This would mean that for each line outputted by "fswatch" there would be one "rsync" instance started, while the duration of "rsync" would be larger and larger.

48 hours is a lot of time and copying the files (~100GB) wouldn't take so long anyway (disk to disk is very fast, over gigabit network is also very fast).

Instead I would propose an execution rsync -a --delete /source /destination at regular intervals (ex. 30 minutes) during the generation process and once at the end, to be sure nothing is missed. A short script could contain:

#!/bin/bash
while ps -ef | grep -q "process that generates files"; do
    echo "Running rsync..."
    rsync -a --delete /source /destination
    echo "...waiting 30 minutes"
    sleep 1800 # seconds
done
echo "Running final rsync..."
rsync -a --delete /source /destination
echo "...done."

...just replace the "process that generates files" with whatever name the process that generates files looks like in the "ps -ef" output while is it running. Adjust time as you see fit, I considered that in 30 minutes ~2GB of data are created which can be copied in a couple of minutes.

DATA BLOCK →
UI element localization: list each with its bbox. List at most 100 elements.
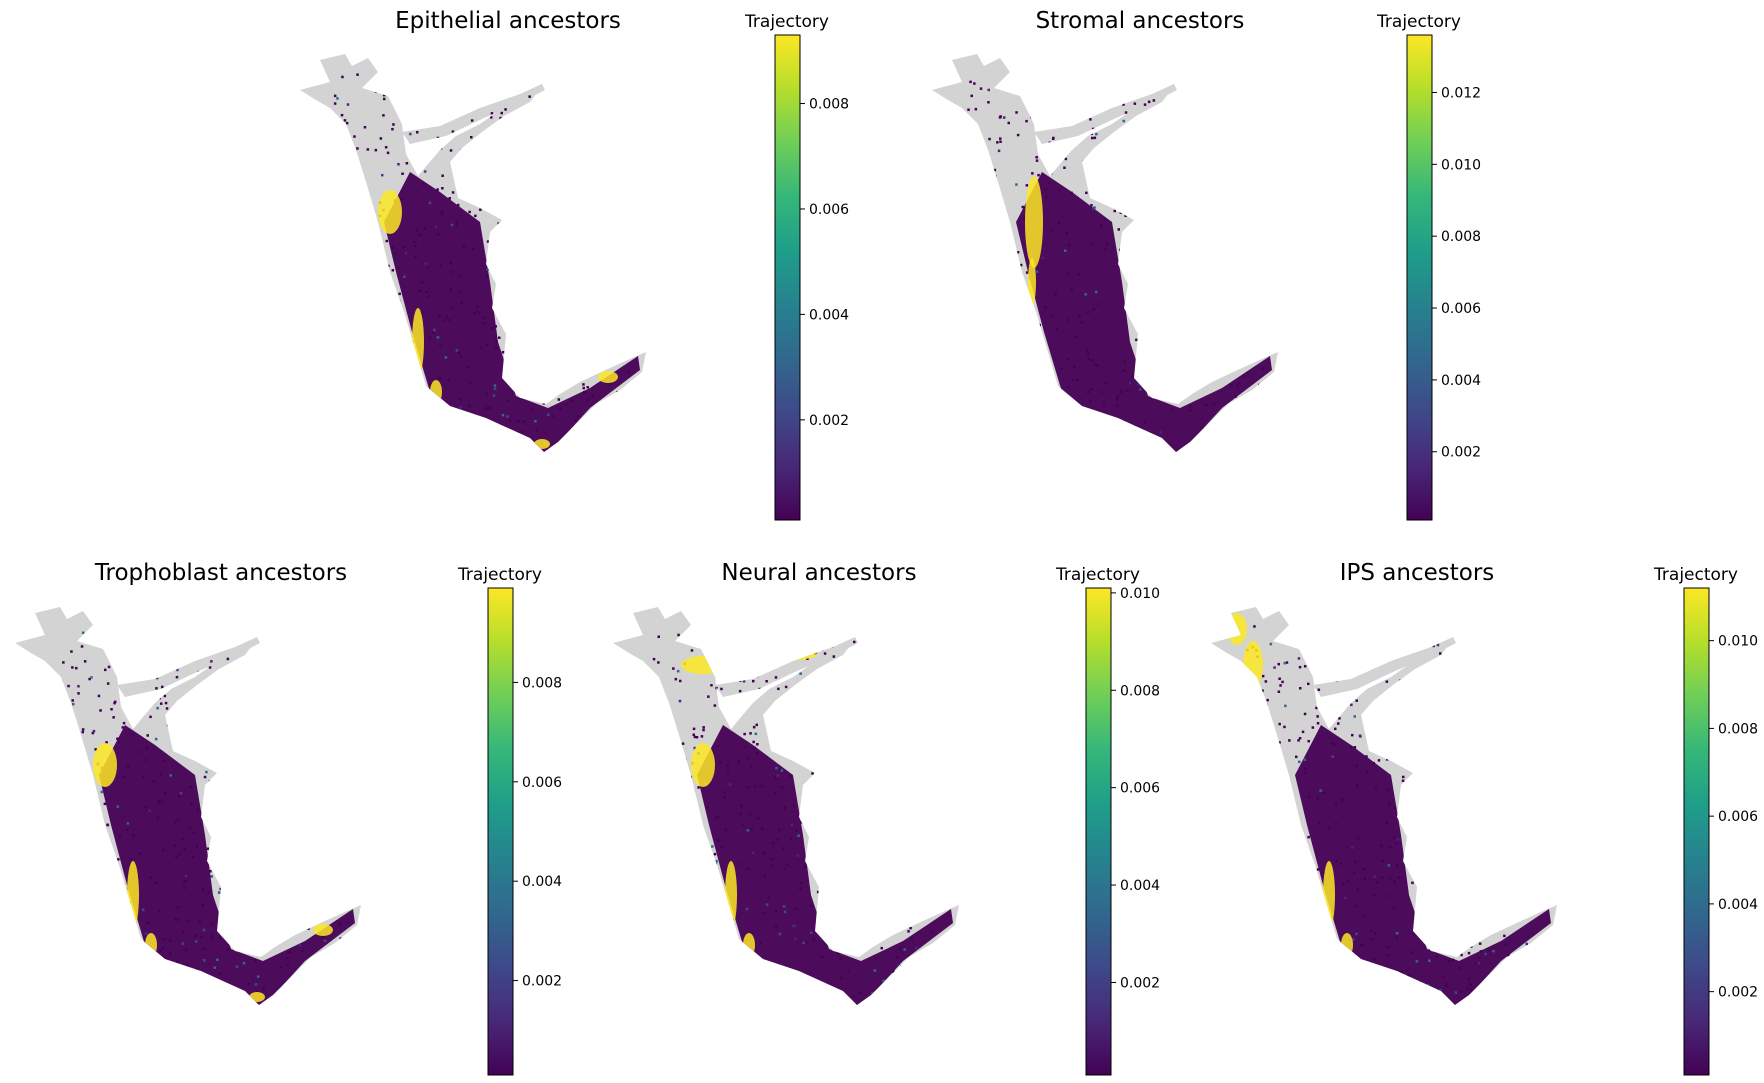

THE EXERCISE → Repeat word for word the stretch of the rsync text that opens with the words containing "This would mean" and closes with "larger and larger.".

RESULT →
This would mean that for each line outputted by "fswatch" there would be one "rsync" instance started, while the duration of "rsync" would be larger and larger.